* _What you will do_
Repeat each entry word for word. Leave any images out of the copy.
··· Provided records
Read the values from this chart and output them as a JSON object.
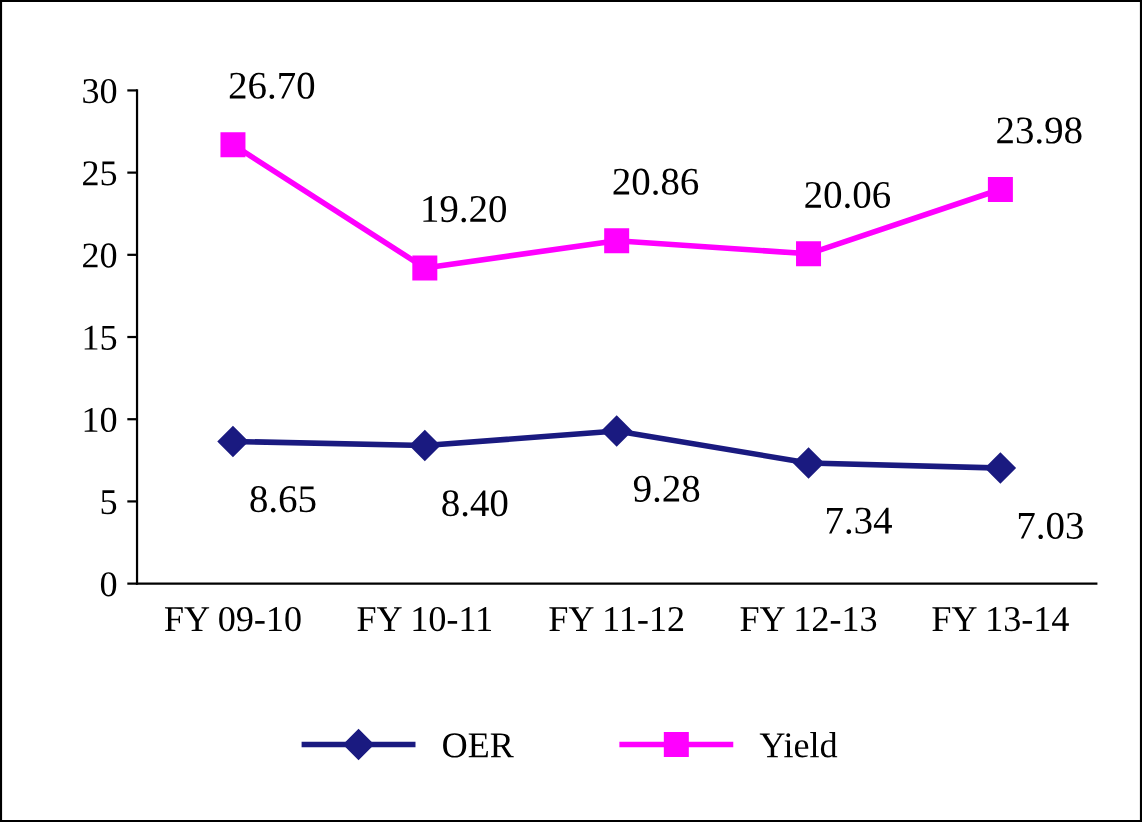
{
  "chart_data": {
    "type": "line",
    "categories": [
      "FY 09-10",
      "FY 10-11",
      "FY 11-12",
      "FY 12-13",
      "FY 13-14"
    ],
    "series": [
      {
        "name": "OER",
        "color": "#1a1a80",
        "marker": "diamond",
        "values": [
          8.65,
          8.4,
          9.28,
          7.34,
          7.03
        ],
        "value_labels": [
          "8.65",
          "8.40",
          "9.28",
          "7.34",
          "7.03"
        ]
      },
      {
        "name": "Yield",
        "color": "#ff00ff",
        "marker": "square",
        "values": [
          26.7,
          19.2,
          20.86,
          20.06,
          23.98
        ],
        "value_labels": [
          "26.70",
          "19.20",
          "20.86",
          "20.06",
          "23.98"
        ]
      }
    ],
    "ylim": [
      0,
      30
    ],
    "yticks": [
      0,
      5,
      10,
      15,
      20,
      25,
      30
    ],
    "grid": false,
    "legend": "bottom",
    "line_style": "solid"
  }
}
······
* _Finished exercise_
Read the values from this chart and output them as a JSON object.
{
  "chart_data": {
    "type": "line",
    "categories": [
      "FY 09-10",
      "FY 10-11",
      "FY 11-12",
      "FY 12-13",
      "FY 13-14"
    ],
    "series": [
      {
        "name": "OER",
        "color": "#1a1a80",
        "marker": "diamond",
        "values": [
          8.65,
          8.4,
          9.28,
          7.34,
          7.03
        ],
        "value_labels": [
          "8.65",
          "8.40",
          "9.28",
          "7.34",
          "7.03"
        ]
      },
      {
        "name": "Yield",
        "color": "#ff00ff",
        "marker": "square",
        "values": [
          26.7,
          19.2,
          20.86,
          20.06,
          23.98
        ],
        "value_labels": [
          "26.70",
          "19.20",
          "20.86",
          "20.06",
          "23.98"
        ]
      }
    ],
    "ylim": [
      0,
      30
    ],
    "yticks": [
      0,
      5,
      10,
      15,
      20,
      25,
      30
    ],
    "grid": false,
    "legend": "bottom",
    "line_style": "solid"
  }
}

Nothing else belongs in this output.